Saved data entries:
* START *
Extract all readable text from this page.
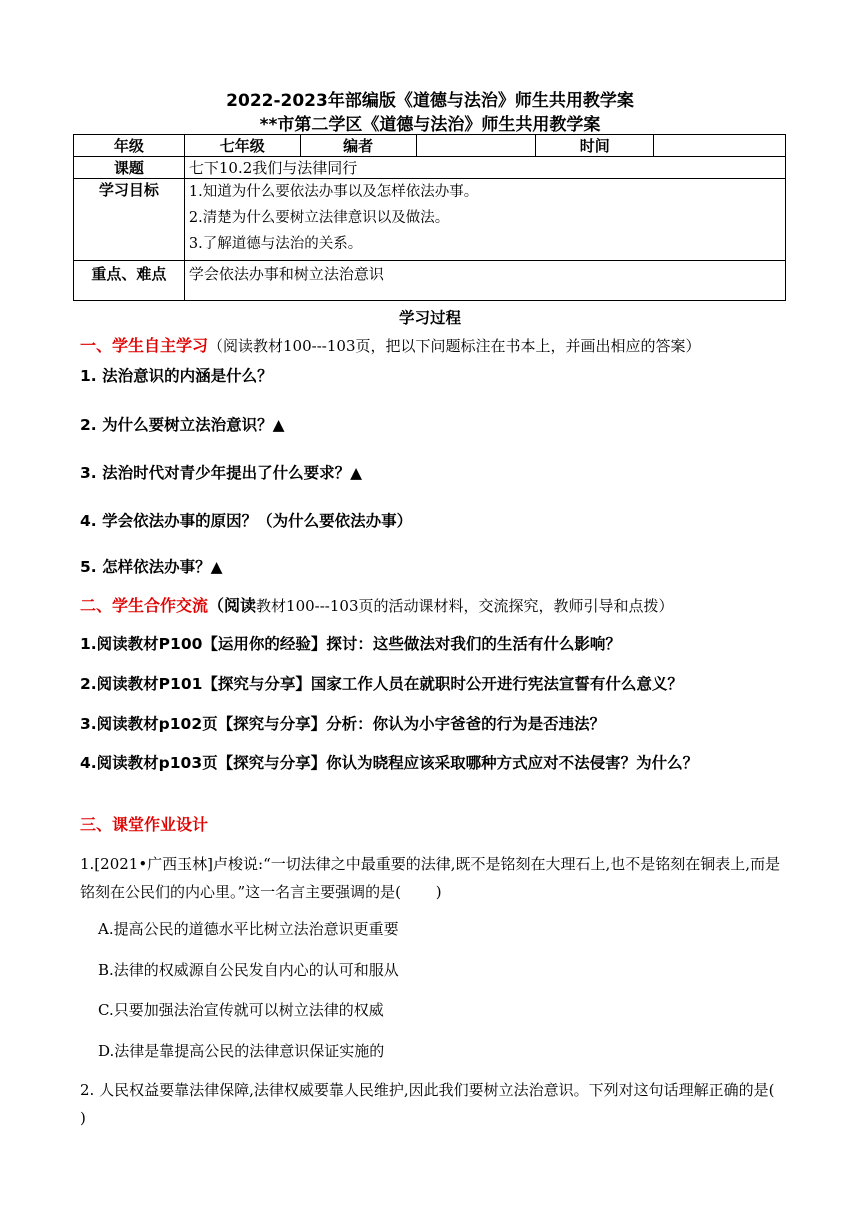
2022-2023年部编版《道德与法治》师生共用教学案
**市第二学区《道德与法治》师生共用教学案
年级	七年级	编者		时间	
课题	七下10.2我们与法律同行				
学习目标	1.知道为什么要依法办事以及怎样依法办事。
2.清楚为什么要树立法律意识以及做法。
3.了解道德与法治的关系。				

重点、难点	学会依法办事和树立法治意识				
学习过程
一、学生自主学习（阅读教材100---103页，把以下问题标注在书本上，并画出相应的答案）
1. 法治意识的内涵是什么？
2. 为什么要树立法治意识？▲
3. 法治时代对青少年提出了什么要求？▲
4. 学会依法办事的原因？（为什么要依法办事）
5. 怎样依法办事？▲
二、学生合作交流（阅读教材100---103页的活动课材料，交流探究，教师引导和点拨）
1.阅读教材P100【运用你的经验】探讨：这些做法对我们的生活有什么影响？
2.阅读教材P101【探究与分享】国家工作人员在就职时公开进行宪法宣誓有什么意义？
3.阅读教材p102页【探究与分享】分析：你认为小宇爸爸的行为是否违法？
4.阅读教材p103页【探究与分享】你认为晓程应该采取哪种方式应对不法侵害？为什么？
三、课堂作业设计
1.[2021•广西玉林]卢梭说:“一切法律之中最重要的法律,既不是铭刻在大理石上,也不是铭刻在铜表上,而是铭刻在公民们的内心里。”这一名言主要强调的是(　　 )
A.提高公民的道德水平比树立法治意识更重要
B.法律的权威源自公民发自内心的认可和服从
C.只要加强法治宣传就可以树立法律的权威
D.法律是靠提高公民的法律意识保证实施的
2. 人民权益要靠法律保障,法律权威要靠人民维护,因此我们要树立法治意识。下列对这句话理解正确的是(　　 )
* END *
■ WHAT IS BEING ASKED: Lines that include the word "探究与分享" are to be extracted from the data above.

■ EXPECTED OUTPUT:
2.阅读教材P101【探究与分享】国家工作人员在就职时公开进行宪法宣誓有什么意义？
3.阅读教材p102页【探究与分享】分析：你认为小宇爸爸的行为是否违法？
4.阅读教材p103页【探究与分享】你认为晓程应该采取哪种方式应对不法侵害？为什么？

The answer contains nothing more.